Job: Copy the records below, substituting "candlestick-body" for every occurrence of "candle-body" and changing nothing else. Leave out the pictures.

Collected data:
******************************

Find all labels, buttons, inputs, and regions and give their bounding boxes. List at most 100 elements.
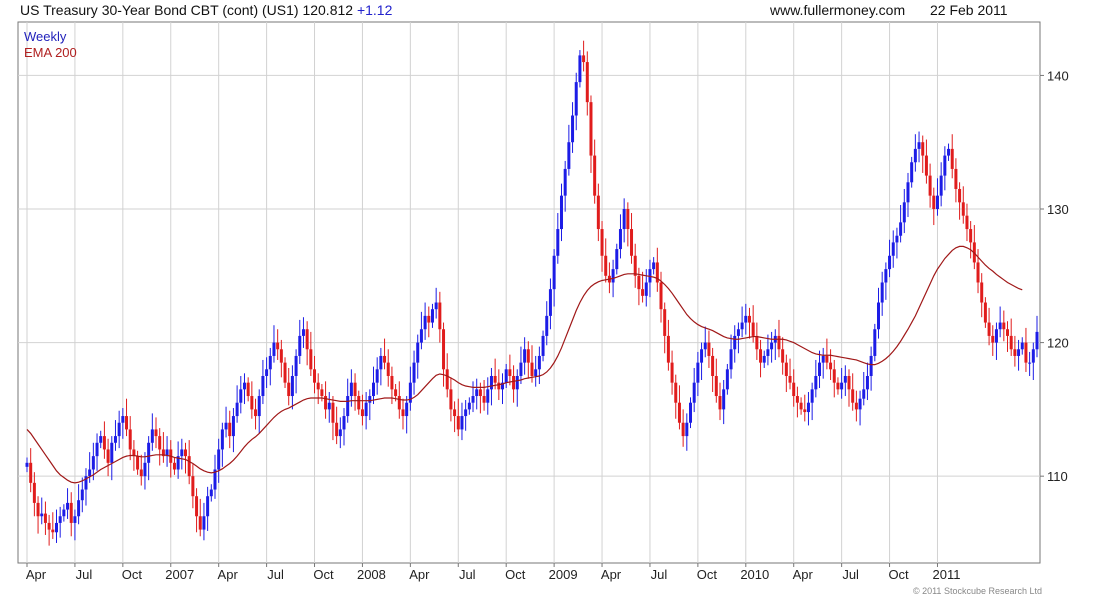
candle-body xyxy=(781,349,785,363)
candle-body xyxy=(891,242,895,256)
candle-body xyxy=(858,398,862,410)
candle-body xyxy=(626,209,630,230)
candle-body xyxy=(180,449,184,457)
candle-body xyxy=(489,375,493,390)
candle-body xyxy=(58,516,62,523)
candle-body xyxy=(445,369,449,390)
candle-body xyxy=(375,369,379,383)
candle-body xyxy=(95,442,99,457)
candle-body xyxy=(139,469,143,477)
candle-body xyxy=(198,516,202,530)
candle-body xyxy=(412,362,416,383)
y-tick-label: 130 xyxy=(1047,202,1069,217)
candle-body xyxy=(73,516,77,523)
x-tick-label: 2008 xyxy=(357,567,386,582)
candle-body xyxy=(545,315,549,336)
candle-body xyxy=(799,402,803,410)
candle-body xyxy=(611,269,615,283)
candle-body xyxy=(722,389,726,410)
copyright-note: © 2011 Stockcube Research Ltd xyxy=(912,586,1042,596)
candle-body xyxy=(526,349,530,363)
candle-body xyxy=(80,489,84,501)
candle-body xyxy=(471,396,475,403)
candle-body xyxy=(265,369,269,376)
candle-body xyxy=(1013,349,1017,356)
candle-body xyxy=(1009,335,1013,350)
candle-body xyxy=(335,422,339,437)
candle-body xyxy=(515,375,519,390)
candle-body xyxy=(947,148,951,156)
candle-body xyxy=(530,362,534,376)
candle-body xyxy=(298,335,302,356)
candle-body xyxy=(976,262,980,283)
candle-body xyxy=(939,175,943,196)
candle-body xyxy=(615,249,619,270)
x-tick-label: Apr xyxy=(601,567,622,582)
candle-body xyxy=(434,302,438,310)
candle-body xyxy=(677,402,681,423)
candle-body xyxy=(342,416,346,430)
candle-body xyxy=(924,155,928,176)
candle-body xyxy=(272,342,276,356)
candle-body xyxy=(932,195,936,210)
candle-body xyxy=(556,229,560,256)
candle-body xyxy=(659,282,663,310)
candle-body xyxy=(290,375,294,397)
candle-body xyxy=(338,429,342,437)
candle-body xyxy=(913,148,917,163)
candle-body xyxy=(633,255,637,276)
candle-body xyxy=(582,55,586,63)
candle-body xyxy=(202,516,206,530)
candle-body xyxy=(66,502,70,510)
candle-body xyxy=(184,449,188,457)
candle-body xyxy=(663,309,667,336)
candle-body xyxy=(559,195,563,230)
candle-body xyxy=(316,382,320,390)
price-chart: 110 120 130 140 Apr Jul Oct 2007 Apr Jul Oct 2008 Ap… xyxy=(17,21,1069,582)
candle-body xyxy=(379,355,383,370)
candle-body xyxy=(928,175,932,196)
candle-body xyxy=(714,375,718,397)
candle-body xyxy=(449,389,453,410)
candle-body xyxy=(762,355,766,363)
candle-body xyxy=(935,195,939,210)
x-tick-label: Oct xyxy=(505,567,526,582)
candle-body xyxy=(630,229,634,256)
candle-body xyxy=(77,500,81,517)
candle-body xyxy=(600,229,604,256)
x-tick-label: Oct xyxy=(697,567,718,582)
candle-body xyxy=(220,429,224,450)
candle-body xyxy=(692,382,696,403)
candle-body xyxy=(851,389,855,403)
candle-body xyxy=(371,382,375,397)
candle-body xyxy=(228,422,232,437)
candle-body xyxy=(438,302,442,330)
candle-body xyxy=(847,375,851,390)
x-tick-label: Jul xyxy=(267,567,284,582)
candle-body xyxy=(508,369,512,376)
candle-body xyxy=(832,369,836,383)
candle-body xyxy=(113,436,117,443)
candle-body xyxy=(567,142,571,169)
plot-frame xyxy=(17,21,1041,564)
x-tick-label: 2009 xyxy=(549,567,578,582)
candle-body xyxy=(320,389,324,397)
candle-body xyxy=(585,62,589,103)
candle-body xyxy=(29,462,33,483)
candle-body xyxy=(899,222,903,236)
candle-body xyxy=(969,229,973,243)
candle-body xyxy=(902,202,906,223)
candle-body xyxy=(349,382,353,397)
candle-body xyxy=(150,429,154,443)
candle-body xyxy=(106,449,110,463)
candle-body xyxy=(593,155,597,196)
candle-body xyxy=(191,476,195,497)
candle-body xyxy=(987,322,991,336)
candle-body xyxy=(1020,342,1024,350)
candle-body xyxy=(51,529,55,533)
x-tick-label: Jul xyxy=(76,567,93,582)
candle-body xyxy=(154,429,158,437)
candle-body xyxy=(788,375,792,383)
y-tick-label: 110 xyxy=(1047,469,1068,484)
candle-body xyxy=(548,289,552,316)
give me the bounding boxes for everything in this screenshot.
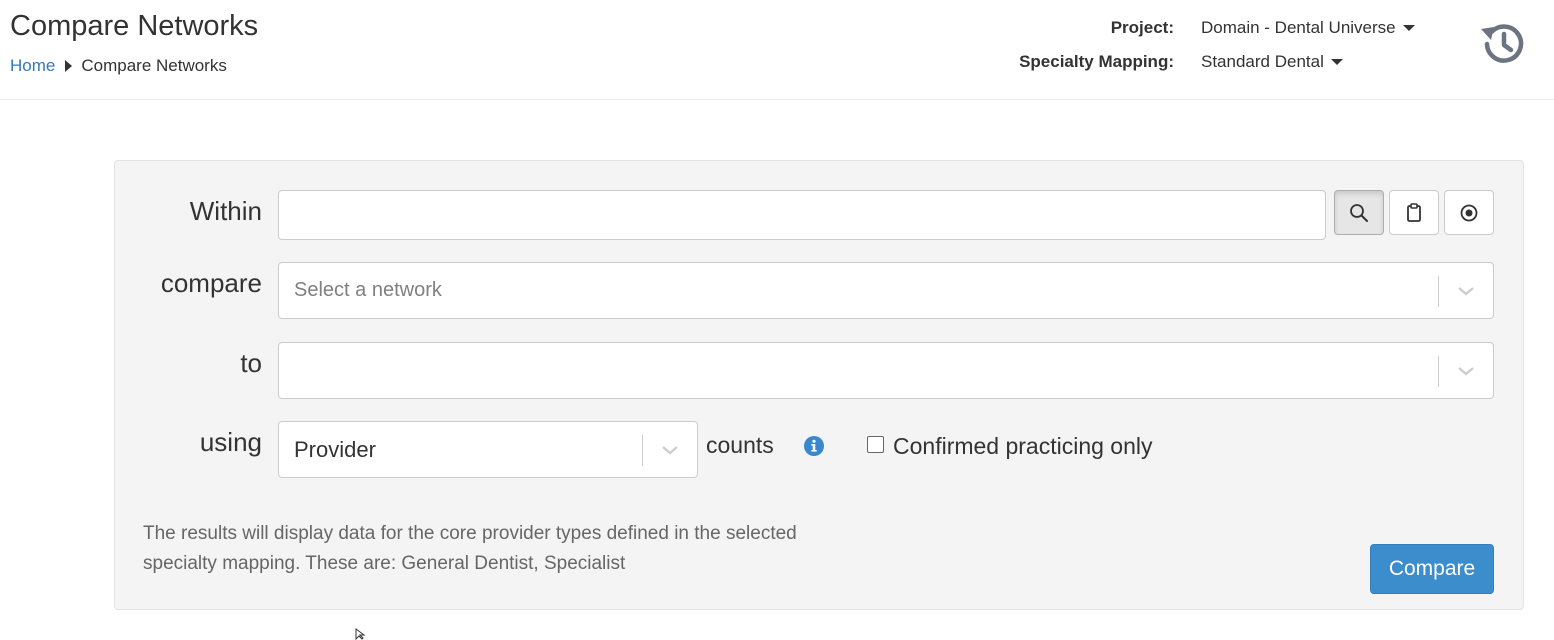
compare-label: compare [160,268,262,298]
compare-network-placeholder: Select a network [294,279,442,301]
help-text: The results will display data for the co… [143,523,797,574]
locate-button[interactable] [1444,190,1494,235]
compare-form-panel: Within compare Select a network to using… [114,160,1524,610]
to-network-select[interactable] [278,342,1494,399]
specialty-mapping-dropdown[interactable]: Standard Dental [1201,52,1343,72]
paste-button[interactable] [1389,190,1439,235]
history-icon [1481,24,1524,63]
select-separator [1438,356,1439,387]
compare-button[interactable]: Compare [1370,544,1494,594]
search-button[interactable] [1334,190,1384,235]
project-dropdown[interactable]: Domain - Dental Universe [1201,18,1415,38]
breadcrumb-home-link[interactable]: Home [10,55,55,77]
caret-down-icon [1330,59,1343,65]
info-icon[interactable] [803,435,825,457]
mouse-cursor-icon [355,628,366,640]
chevron-down-icon [1458,287,1474,296]
project-row: Project: Domain - Dental Universe [1000,16,1415,40]
breadcrumb-separator-icon [65,60,73,72]
count-type-select[interactable]: Provider [278,421,698,478]
page-header: Compare Networks Home Compare Networks P… [0,0,1554,100]
confirmed-practicing-checkbox[interactable] [867,436,884,453]
select-separator [642,435,643,466]
breadcrumb: Home Compare Networks [10,55,227,77]
chevron-down-icon [662,446,678,455]
counts-label: counts [706,432,774,458]
to-label: to [240,348,262,378]
using-label: using [199,427,262,457]
caret-down-icon [1402,25,1415,31]
breadcrumb-current: Compare Networks [81,56,227,75]
compare-network-select[interactable]: Select a network [278,262,1494,319]
within-input[interactable] [278,190,1326,240]
page-title: Compare Networks [10,10,259,42]
project-label: Project: [1110,18,1174,37]
count-type-value: Provider [294,436,376,462]
target-icon [1460,204,1478,221]
chevron-down-icon [1458,367,1474,376]
project-value: Domain - Dental Universe [1201,18,1396,37]
select-separator [1438,276,1439,307]
search-icon [1350,203,1368,222]
within-label: Within [189,196,262,226]
history-button[interactable] [1478,18,1530,70]
specialty-mapping-label: Specialty Mapping: [1019,52,1174,71]
confirmed-practicing-label: Confirmed practicing only [893,433,1153,459]
specialty-mapping-row: Specialty Mapping: Standard Dental [1000,50,1343,74]
confirmed-practicing-toggle[interactable]: Confirmed practicing only [867,433,1153,460]
specialty-mapping-value: Standard Dental [1201,52,1324,71]
clipboard-icon [1407,202,1421,222]
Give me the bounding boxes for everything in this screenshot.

******************************

Expected answer:
Find all labels, buttons, inputs, and regions and give their bounding boxes. List at most 100 elements.
candlestick-body xyxy=(781,349,785,363)
candlestick-body xyxy=(891,242,895,256)
candlestick-body xyxy=(858,398,862,410)
candlestick-body xyxy=(626,209,630,230)
candlestick-body xyxy=(180,449,184,457)
candlestick-body xyxy=(489,375,493,390)
candlestick-body xyxy=(58,516,62,523)
candlestick-body xyxy=(445,369,449,390)
candlestick-body xyxy=(375,369,379,383)
candlestick-body xyxy=(95,442,99,457)
candlestick-body xyxy=(139,469,143,477)
candlestick-body xyxy=(198,516,202,530)
candlestick-body xyxy=(412,362,416,383)
y-tick-label: 130 xyxy=(1047,202,1069,217)
candlestick-body xyxy=(73,516,77,523)
x-tick-label: 2008 xyxy=(357,567,386,582)
candlestick-body xyxy=(545,315,549,336)
candlestick-body xyxy=(799,402,803,410)
candlestick-body xyxy=(611,269,615,283)
candlestick-body xyxy=(722,389,726,410)
copyright-note: © 2011 Stockcube Research Ltd xyxy=(912,586,1042,596)
candlestick-body xyxy=(526,349,530,363)
candlestick-body xyxy=(80,489,84,501)
candlestick-body xyxy=(471,396,475,403)
candlestick-body xyxy=(265,369,269,376)
candlestick-body xyxy=(1013,349,1017,356)
candlestick-body xyxy=(1009,335,1013,350)
candlestick-body xyxy=(335,422,339,437)
candlestick-body xyxy=(515,375,519,390)
candlestick-body xyxy=(947,148,951,156)
candlestick-body xyxy=(530,362,534,376)
candlestick-body xyxy=(298,335,302,356)
candlestick-body xyxy=(976,262,980,283)
candlestick-body xyxy=(939,175,943,196)
candlestick-body xyxy=(615,249,619,270)
x-tick-label: Apr xyxy=(601,567,622,582)
candlestick-body xyxy=(434,302,438,310)
candlestick-body xyxy=(677,402,681,423)
candlestick-body xyxy=(342,416,346,430)
candlestick-body xyxy=(924,155,928,176)
candlestick-body xyxy=(272,342,276,356)
candlestick-body xyxy=(932,195,936,210)
candlestick-body xyxy=(556,229,560,256)
candlestick-body xyxy=(659,282,663,310)
candlestick-body xyxy=(290,375,294,397)
candlestick-body xyxy=(338,429,342,437)
candlestick-body xyxy=(913,148,917,163)
candlestick-body xyxy=(633,255,637,276)
candlestick-body xyxy=(582,55,586,63)
candlestick-body xyxy=(202,516,206,530)
candlestick-body xyxy=(66,502,70,510)
candlestick-body xyxy=(184,449,188,457)
candlestick-body xyxy=(663,309,667,336)
candlestick-body xyxy=(559,195,563,230)
candlestick-body xyxy=(316,382,320,390)
price-chart: 110 120 130 140 Apr Jul Oct 2007 Apr Jul Oct 2008 Ap… xyxy=(17,21,1069,582)
candlestick-body xyxy=(379,355,383,370)
candlestick-body xyxy=(928,175,932,196)
candlestick-body xyxy=(714,375,718,397)
candlestick-body xyxy=(449,389,453,410)
candlestick-body xyxy=(762,355,766,363)
candlestick-body xyxy=(935,195,939,210)
x-tick-label: Oct xyxy=(505,567,526,582)
candlestick-body xyxy=(630,229,634,256)
candlestick-body xyxy=(77,500,81,517)
candlestick-body xyxy=(600,229,604,256)
x-tick-label: Oct xyxy=(697,567,718,582)
candlestick-body xyxy=(220,429,224,450)
candlestick-body xyxy=(692,382,696,403)
candlestick-body xyxy=(851,389,855,403)
candlestick-body xyxy=(371,382,375,397)
candlestick-body xyxy=(228,422,232,437)
candlestick-body xyxy=(438,302,442,330)
candlestick-body xyxy=(847,375,851,390)
x-tick-label: Jul xyxy=(267,567,284,582)
candlestick-body xyxy=(508,369,512,376)
candlestick-body xyxy=(832,369,836,383)
candlestick-body xyxy=(113,436,117,443)
candlestick-body xyxy=(567,142,571,169)
plot-frame xyxy=(17,21,1041,564)
x-tick-label: 2009 xyxy=(549,567,578,582)
candlestick-body xyxy=(320,389,324,397)
candlestick-body xyxy=(585,62,589,103)
candlestick-body xyxy=(29,462,33,483)
candlestick-body xyxy=(899,222,903,236)
candlestick-body xyxy=(969,229,973,243)
candlestick-body xyxy=(902,202,906,223)
candlestick-body xyxy=(349,382,353,397)
candlestick-body xyxy=(150,429,154,443)
candlestick-body xyxy=(106,449,110,463)
candlestick-body xyxy=(593,155,597,196)
candlestick-body xyxy=(191,476,195,497)
candlestick-body xyxy=(987,322,991,336)
candlestick-body xyxy=(1020,342,1024,350)
candlestick-body xyxy=(51,529,55,533)
x-tick-label: Jul xyxy=(76,567,93,582)
candlestick-body xyxy=(154,429,158,437)
candlestick-body xyxy=(788,375,792,383)
y-tick-label: 110 xyxy=(1047,469,1068,484)
candlestick-body xyxy=(548,289,552,316)
give me the bounding boxes for everything in this screenshot.
compare-label: compare [160,268,262,298]
compare-network-placeholder: Select a network [294,279,442,301]
help-text: The results will display data for the co… [143,523,797,574]
locate-button[interactable] [1444,190,1494,235]
compare-form-panel: Within compare Select a network to using… [114,160,1524,610]
to-network-select[interactable] [278,342,1494,399]
specialty-mapping-dropdown[interactable]: Standard Dental [1201,52,1343,72]
paste-button[interactable] [1389,190,1439,235]
history-icon [1481,24,1524,63]
select-separator [1438,356,1439,387]
compare-button[interactable]: Compare [1370,544,1494,594]
search-button[interactable] [1334,190,1384,235]
project-dropdown[interactable]: Domain - Dental Universe [1201,18,1415,38]
breadcrumb-home-link[interactable]: Home [10,55,55,77]
caret-down-icon [1330,59,1343,65]
info-icon[interactable] [803,435,825,457]
mouse-cursor-icon [355,628,366,640]
chevron-down-icon [1458,287,1474,296]
project-row: Project: Domain - Dental Universe [1000,16,1415,40]
breadcrumb-separator-icon [65,60,73,72]
count-type-select[interactable]: Provider [278,421,698,478]
page-header: Compare Networks Home Compare Networks P… [0,0,1554,100]
confirmed-practicing-checkbox[interactable] [867,436,884,453]
select-separator [642,435,643,466]
breadcrumb: Home Compare Networks [10,55,227,77]
chevron-down-icon [662,446,678,455]
counts-label: counts [706,432,774,458]
to-label: to [240,348,262,378]
using-label: using [199,427,262,457]
caret-down-icon [1402,25,1415,31]
breadcrumb-current: Compare Networks [81,56,227,75]
compare-network-select[interactable]: Select a network [278,262,1494,319]
within-input[interactable] [278,190,1326,240]
page-title: Compare Networks [10,10,259,42]
project-label: Project: [1110,18,1174,37]
count-type-value: Provider [294,436,376,462]
target-icon [1460,204,1478,221]
chevron-down-icon [1458,367,1474,376]
project-value: Domain - Dental Universe [1201,18,1396,37]
select-separator [1438,276,1439,307]
search-icon [1350,203,1368,222]
within-label: Within [189,196,262,226]
history-button[interactable] [1478,18,1530,70]
specialty-mapping-label: Specialty Mapping: [1019,52,1174,71]
confirmed-practicing-label: Confirmed practicing only [893,433,1153,459]
specialty-mapping-row: Specialty Mapping: Standard Dental [1000,50,1343,74]
confirmed-practicing-toggle[interactable]: Confirmed practicing only [867,433,1153,460]
specialty-mapping-value: Standard Dental [1201,52,1324,71]
clipboard-icon [1407,202,1421,222]
Give me the bounding boxes for everything in this screenshot.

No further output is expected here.